Data entries:
--- begin ---
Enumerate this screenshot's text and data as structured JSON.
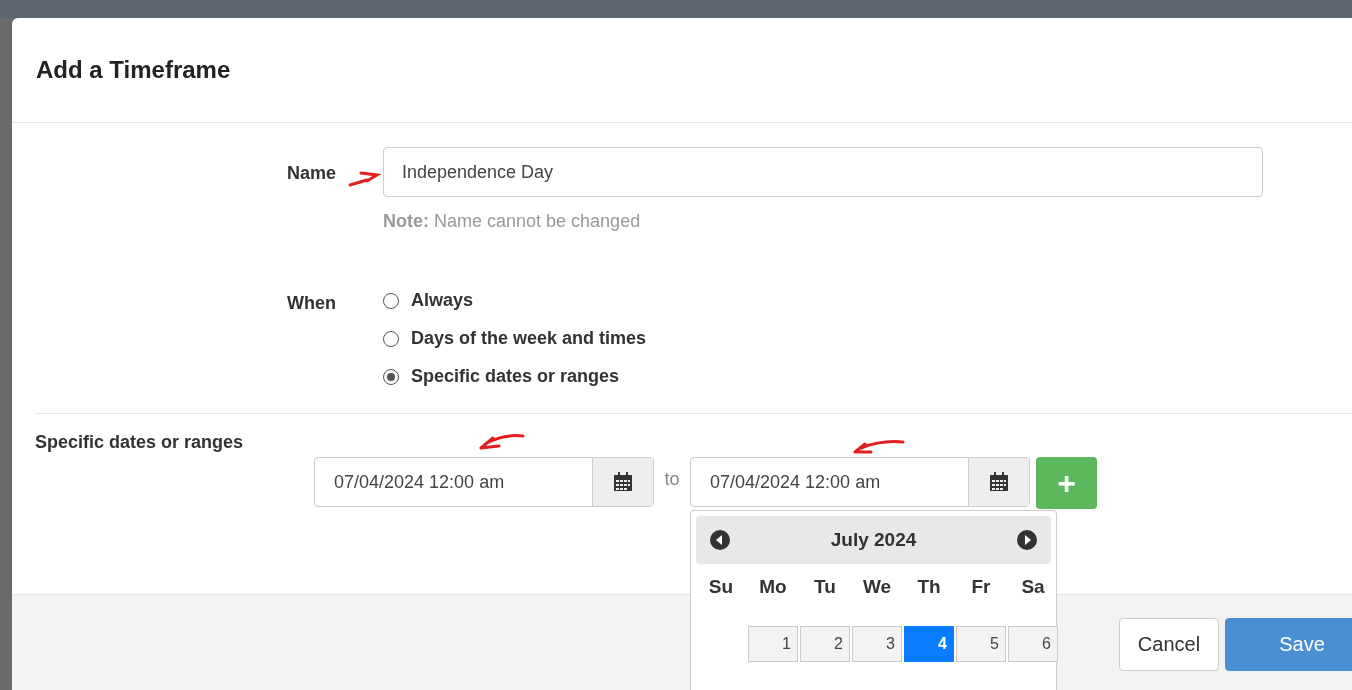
{
  "dialog": {
    "title": "Add a Timeframe"
  },
  "name_field": {
    "label": "Name",
    "value": "Independence Day",
    "note": "**Note:** Name cannot be changed"
  },
  "when": {
    "label": "When",
    "options": [
      {
        "label": "Always",
        "selected": false
      },
      {
        "label": "Days of the week and times",
        "selected": false
      },
      {
        "label": "Specific dates or ranges",
        "selected": true
      }
    ]
  },
  "specific": {
    "label": "Specific dates or ranges",
    "start": "07/04/2024 12:00 am",
    "separator": "to",
    "end": "07/04/2024 12:00 am",
    "add_button": "+"
  },
  "calendar": {
    "month": "July 2024",
    "weekdays": [
      "Su",
      "Mo",
      "Tu",
      "We",
      "Th",
      "Fr",
      "Sa"
    ],
    "days": [
      {
        "kind": "empty"
      },
      {
        "kind": "day",
        "label": "1",
        "selected": false
      },
      {
        "kind": "day",
        "label": "2",
        "selected": false
      },
      {
        "kind": "day",
        "label": "3",
        "selected": false
      },
      {
        "kind": "day",
        "label": "4",
        "selected": true
      },
      {
        "kind": "day",
        "label": "5",
        "selected": false
      },
      {
        "kind": "day",
        "label": "6",
        "selected": false
      }
    ]
  },
  "footer": {
    "buttons": [
      {
        "label": "Cancel",
        "kind": "secondary"
      },
      {
        "label": "Save",
        "kind": "primary"
      }
    ]
  }
}
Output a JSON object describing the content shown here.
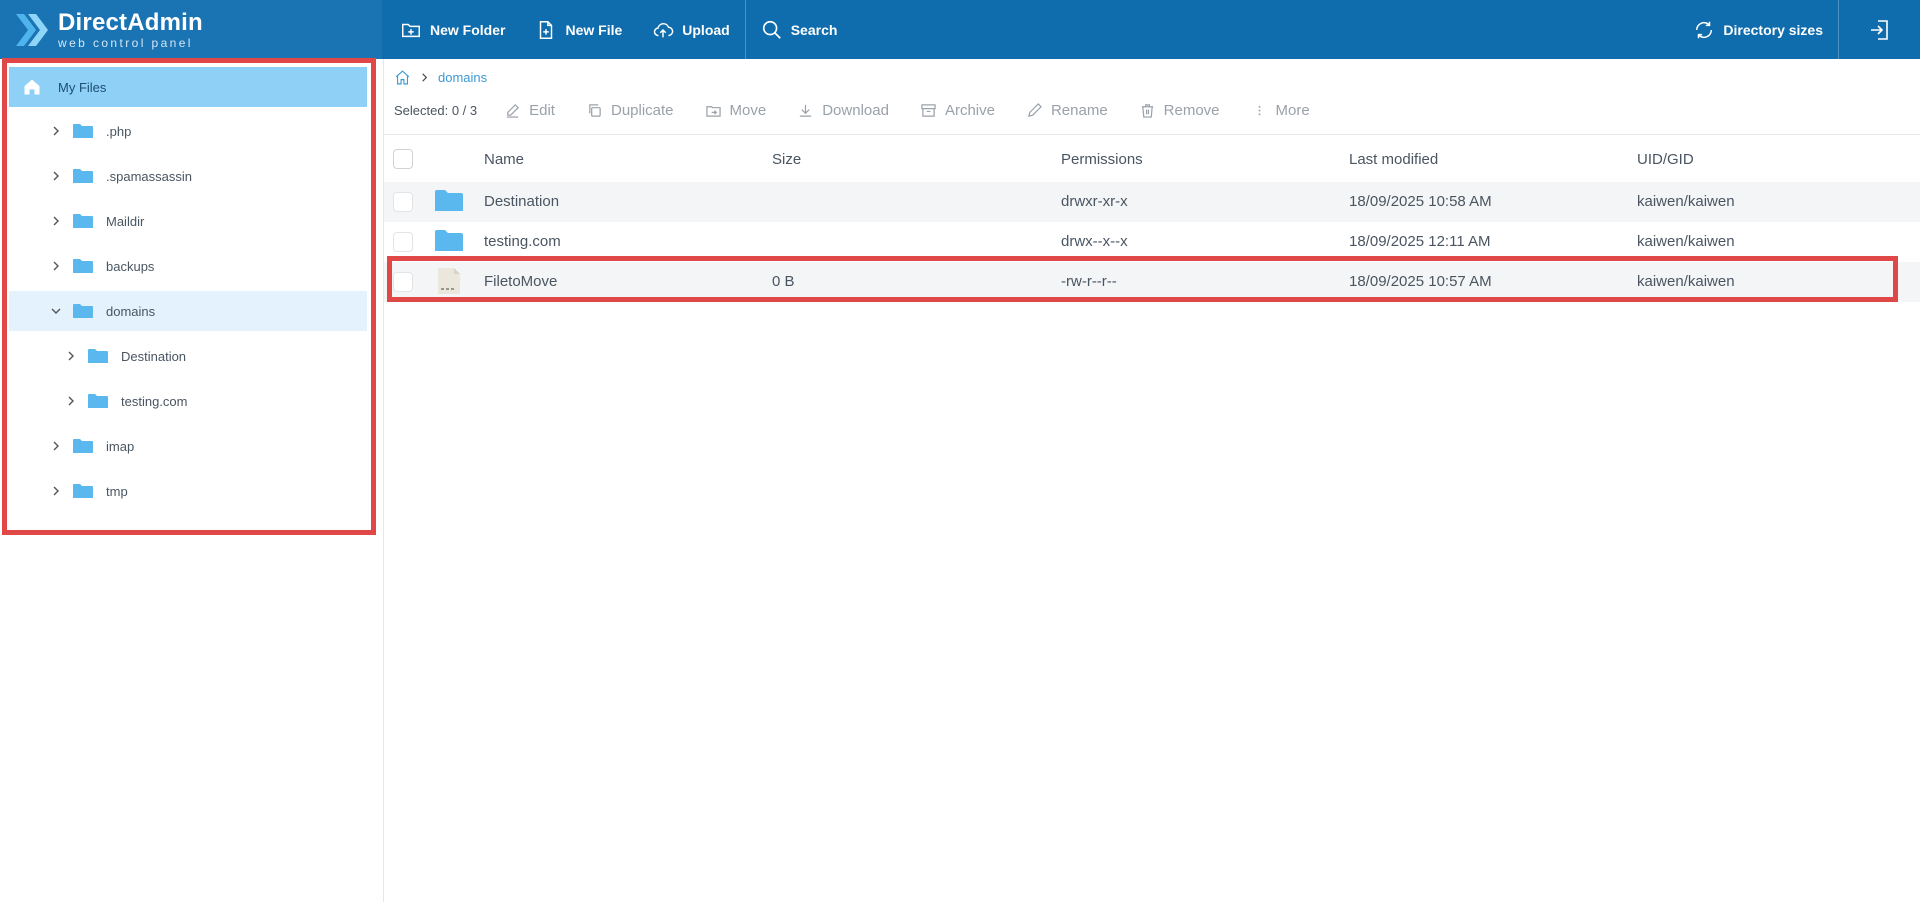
{
  "app": {
    "title": "DirectAdmin",
    "subtitle": "web control panel"
  },
  "toolbar": {
    "new_folder": "New Folder",
    "new_file": "New File",
    "upload": "Upload",
    "search": "Search",
    "directory_sizes": "Directory sizes"
  },
  "sidebar": {
    "home": "My Files",
    "items": [
      {
        "label": ".php"
      },
      {
        "label": ".spamassassin"
      },
      {
        "label": "Maildir"
      },
      {
        "label": "backups"
      },
      {
        "label": "domains"
      },
      {
        "label": "Destination"
      },
      {
        "label": "testing.com"
      },
      {
        "label": "imap"
      },
      {
        "label": "tmp"
      }
    ]
  },
  "breadcrumb": {
    "current": "domains"
  },
  "actions": {
    "selected": "Selected: 0 / 3",
    "edit": "Edit",
    "duplicate": "Duplicate",
    "move": "Move",
    "download": "Download",
    "archive": "Archive",
    "rename": "Rename",
    "remove": "Remove",
    "more": "More"
  },
  "table": {
    "headers": {
      "name": "Name",
      "size": "Size",
      "permissions": "Permissions",
      "modified": "Last modified",
      "uid": "UID/GID"
    },
    "rows": [
      {
        "name": "Destination",
        "size": "",
        "permissions": "drwxr-xr-x",
        "modified": "18/09/2025 10:58 AM",
        "uid": "kaiwen/kaiwen"
      },
      {
        "name": "testing.com",
        "size": "",
        "permissions": "drwx--x--x",
        "modified": "18/09/2025 12:11 AM",
        "uid": "kaiwen/kaiwen"
      },
      {
        "name": "FiletoMove",
        "size": "0 B",
        "permissions": "-rw-r--r--",
        "modified": "18/09/2025 10:57 AM",
        "uid": "kaiwen/kaiwen"
      }
    ]
  },
  "colors": {
    "topbar": "#0f6cad",
    "accent": "#3b9bd6",
    "folder": "#5bb8ee",
    "highlight_box": "#e04848"
  }
}
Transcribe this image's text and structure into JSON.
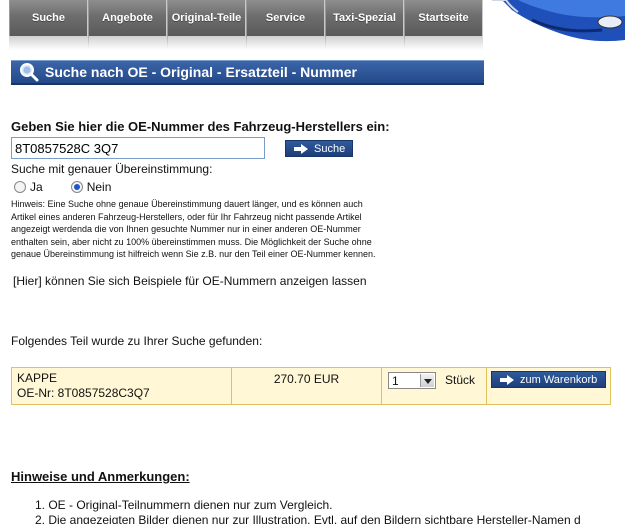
{
  "nav": {
    "items": [
      {
        "label": "Suche"
      },
      {
        "label": "Angebote"
      },
      {
        "label": "Original-Teile"
      },
      {
        "label": "Service"
      },
      {
        "label": "Taxi-Spezial"
      },
      {
        "label": "Startseite"
      }
    ]
  },
  "header": {
    "title": "Suche nach OE - Original - Ersatzteil - Nummer",
    "icon": "magnifier-icon"
  },
  "search": {
    "label": "Geben Sie hier die OE-Nummer des Fahrzeug-Herstellers ein:",
    "value": "8T0857528C 3Q7",
    "button_label": "Suche",
    "match_label": "Suche mit genauer Übereinstimmung:",
    "option_yes": "Ja",
    "option_no": "Nein",
    "selected": "Nein"
  },
  "hint": {
    "lines": [
      "Hinweis: Eine Suche ohne genaue Übereinstimmung dauert länger, und es können auch",
      "Artikel eines anderen Fahrzeug-Herstellers, oder für Ihr Fahrzeug nicht passende Artikel",
      "angezeigt werdenda die von Ihnen gesuchte Nummer nur in einer anderen OE-Nummer",
      "enthalten sein, aber nicht zu 100% übereinstimmen muss. Die Möglichkeit der Suche ohne",
      "genaue Übereinstimmung ist hilfreich wenn Sie z.B. nur den Teil einer OE-Nummer kennen."
    ]
  },
  "examples": {
    "text": "[Hier] können Sie sich Beispiele für OE-Nummern anzeigen lassen"
  },
  "result": {
    "found_text": "Folgendes Teil wurde zu Ihrer Suche gefunden:",
    "name": "KAPPE",
    "oe_number": "OE-Nr: 8T0857528C3Q7",
    "price": "270.70 EUR",
    "quantity": "1",
    "unit": "Stück",
    "cart_button": "zum Warenkorb"
  },
  "notes": {
    "title": "Hinweise und Anmerkungen:",
    "items": [
      "1. OE - Original-Teilnummern dienen nur zum Vergleich.",
      "2. Die angezeigten Bilder dienen nur zur Illustration. Evtl. auf den Bildern sichtbare Hersteller-Namen d"
    ]
  },
  "colors": {
    "nav_bg": "#6d6d6d",
    "header_bg": "#2c5494",
    "result_bg": "#fff7d6",
    "result_border": "#e0c15c",
    "button_bg": "#24498a"
  }
}
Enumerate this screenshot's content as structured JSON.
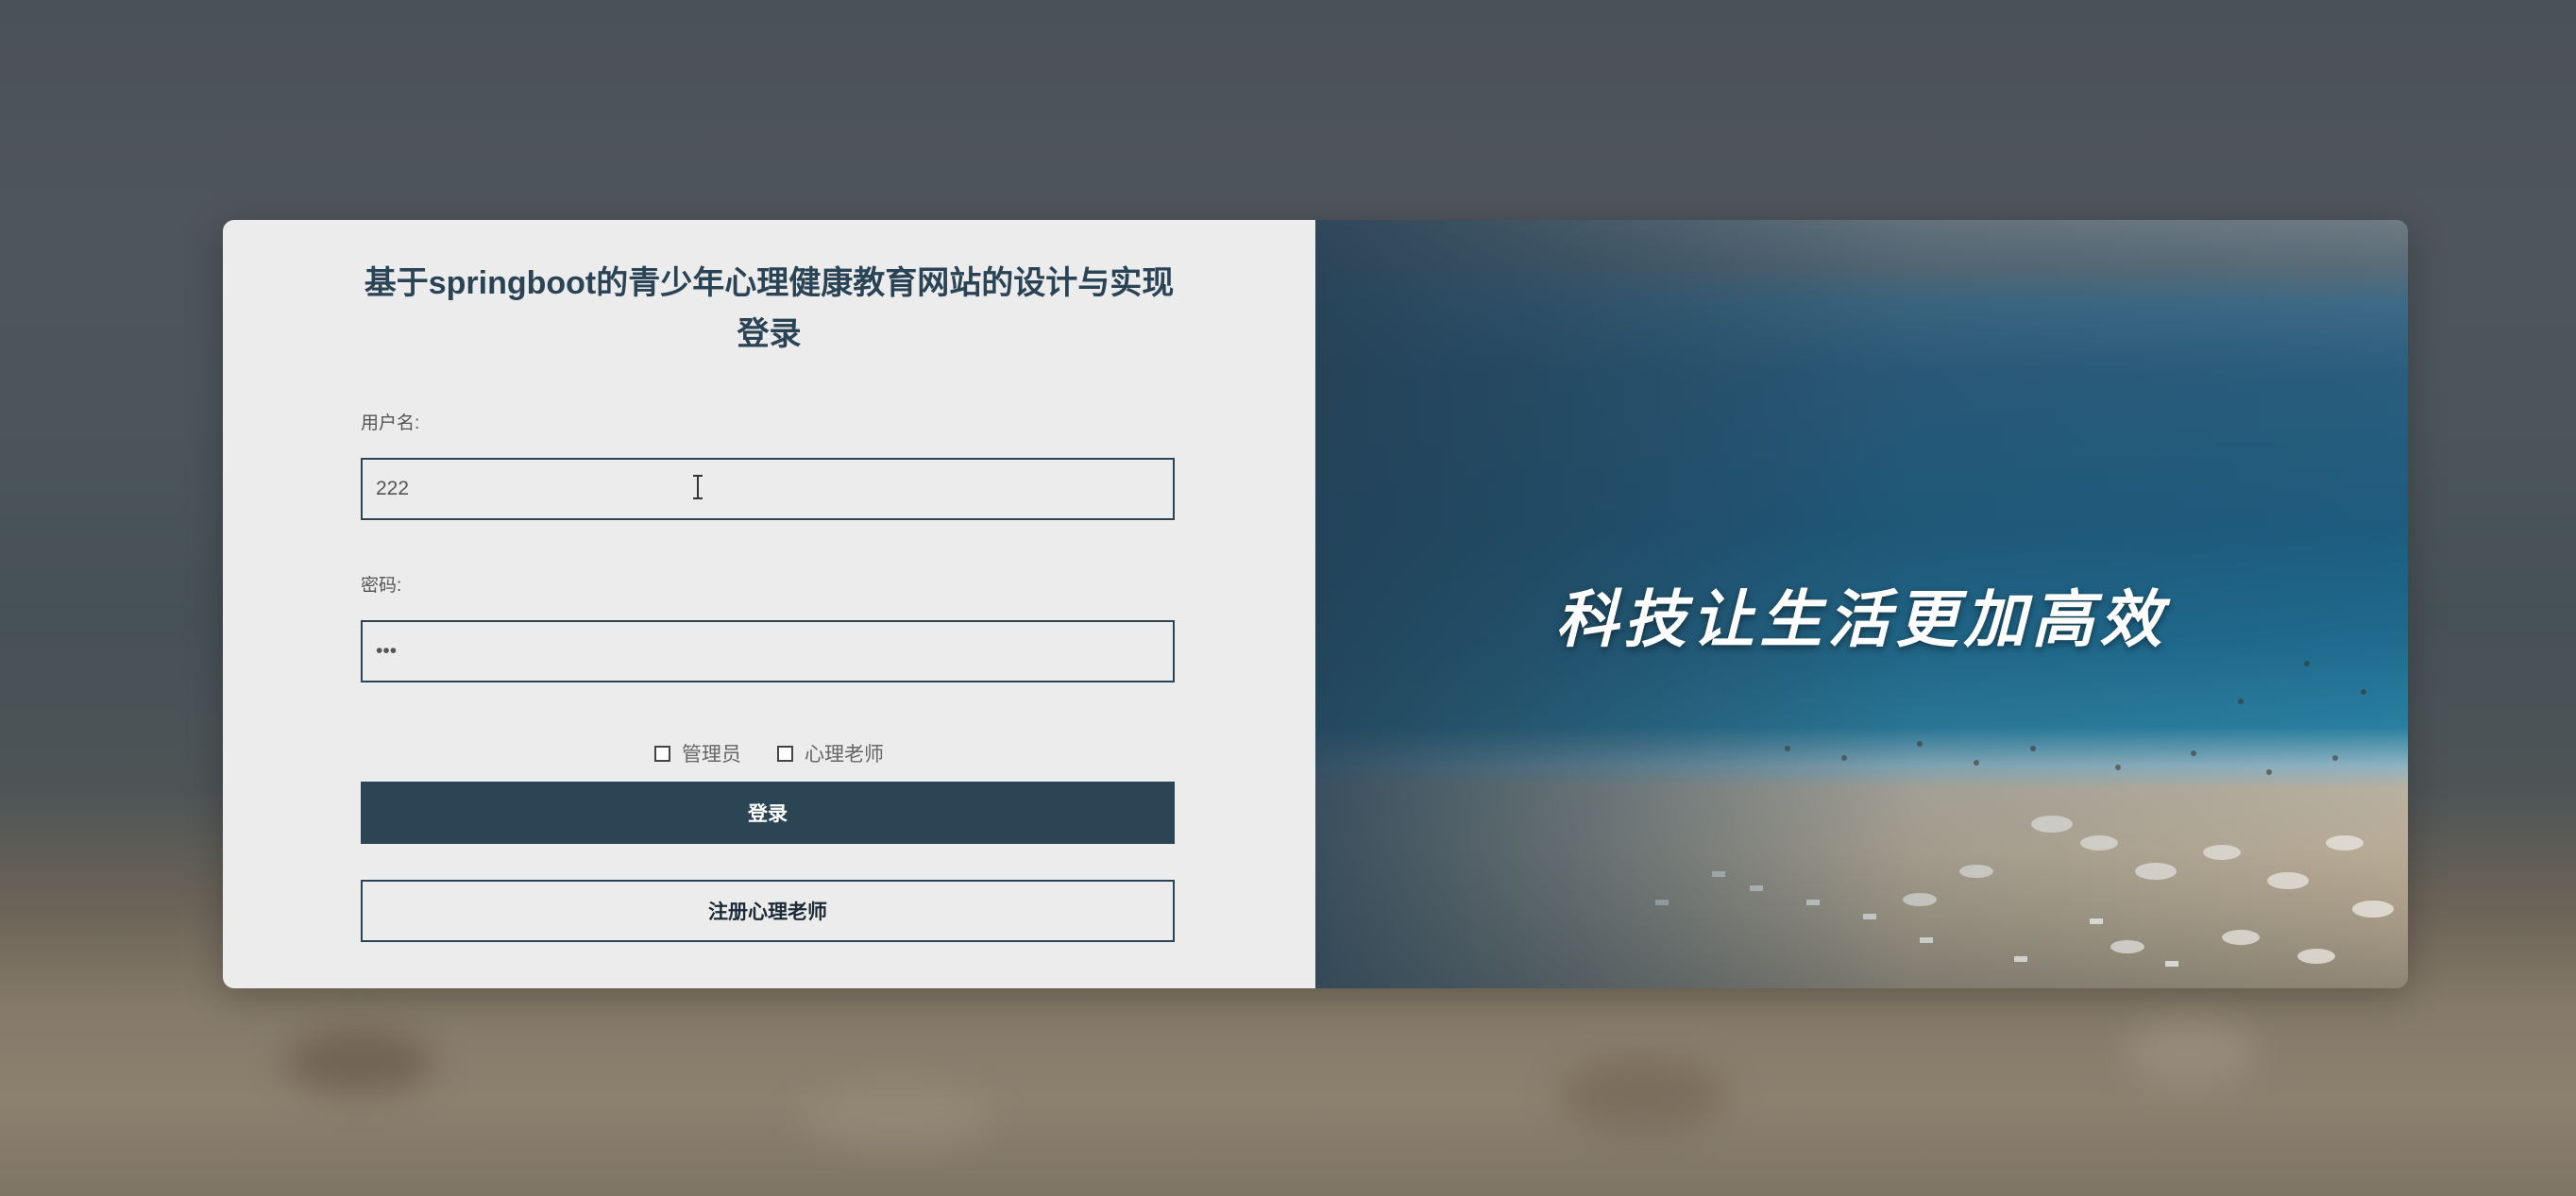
--- end ---
Using the listing above, show every line that includes the string "Übereinstimmung".

Solution for this task:
    "match_label": "Suche mit genauer Übereinstimmung:",
      "Hinweis: Eine Suche ohne genaue Übereinstimmung dauert länger, und es können auch",
      "genaue Übereinstimmung ist hilfreich wenn Sie z.B. nur den Teil einer OE-Nummer kennen."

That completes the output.